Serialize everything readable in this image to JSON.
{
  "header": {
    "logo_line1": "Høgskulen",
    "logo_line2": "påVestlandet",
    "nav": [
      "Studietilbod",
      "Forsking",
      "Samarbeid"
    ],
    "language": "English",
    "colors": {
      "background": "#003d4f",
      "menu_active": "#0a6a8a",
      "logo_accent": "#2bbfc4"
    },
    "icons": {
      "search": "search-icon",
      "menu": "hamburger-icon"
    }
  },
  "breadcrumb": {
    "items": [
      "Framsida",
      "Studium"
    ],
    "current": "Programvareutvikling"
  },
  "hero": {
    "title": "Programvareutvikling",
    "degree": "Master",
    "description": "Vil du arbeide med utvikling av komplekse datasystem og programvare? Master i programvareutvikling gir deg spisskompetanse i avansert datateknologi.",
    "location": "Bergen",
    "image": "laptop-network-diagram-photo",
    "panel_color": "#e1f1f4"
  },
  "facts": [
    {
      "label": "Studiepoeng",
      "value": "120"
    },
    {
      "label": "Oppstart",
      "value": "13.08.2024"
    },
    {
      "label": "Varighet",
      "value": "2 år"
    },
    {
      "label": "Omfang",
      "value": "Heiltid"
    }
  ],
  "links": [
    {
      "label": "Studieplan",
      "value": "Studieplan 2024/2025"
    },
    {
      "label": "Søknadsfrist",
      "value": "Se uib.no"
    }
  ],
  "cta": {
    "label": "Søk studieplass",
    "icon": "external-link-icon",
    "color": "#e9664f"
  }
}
----
**YOUR TASK:**
Return the full listing, character for character.

**OUTPUT OF THE TASK:**
Serialize everything readable in this image to JSON.
{
  "header": {
    "logo_line1": "Høgskulen",
    "logo_line2": "påVestlandet",
    "nav": [
      "Studietilbod",
      "Forsking",
      "Samarbeid"
    ],
    "language": "English",
    "colors": {
      "background": "#003d4f",
      "menu_active": "#0a6a8a",
      "logo_accent": "#2bbfc4"
    },
    "icons": {
      "search": "search-icon",
      "menu": "hamburger-icon"
    }
  },
  "breadcrumb": {
    "items": [
      "Framsida",
      "Studium"
    ],
    "current": "Programvareutvikling"
  },
  "hero": {
    "title": "Programvareutvikling",
    "degree": "Master",
    "description": "Vil du arbeide med utvikling av komplekse datasystem og programvare? Master i programvareutvikling gir deg spisskompetanse i avansert datateknologi.",
    "location": "Bergen",
    "image": "laptop-network-diagram-photo",
    "panel_color": "#e1f1f4"
  },
  "facts": [
    {
      "label": "Studiepoeng",
      "value": "120"
    },
    {
      "label": "Oppstart",
      "value": "13.08.2024"
    },
    {
      "label": "Varighet",
      "value": "2 år"
    },
    {
      "label": "Omfang",
      "value": "Heiltid"
    }
  ],
  "links": [
    {
      "label": "Studieplan",
      "value": "Studieplan 2024/2025"
    },
    {
      "label": "Søknadsfrist",
      "value": "Se uib.no"
    }
  ],
  "cta": {
    "label": "Søk studieplass",
    "icon": "external-link-icon",
    "color": "#e9664f"
  }
}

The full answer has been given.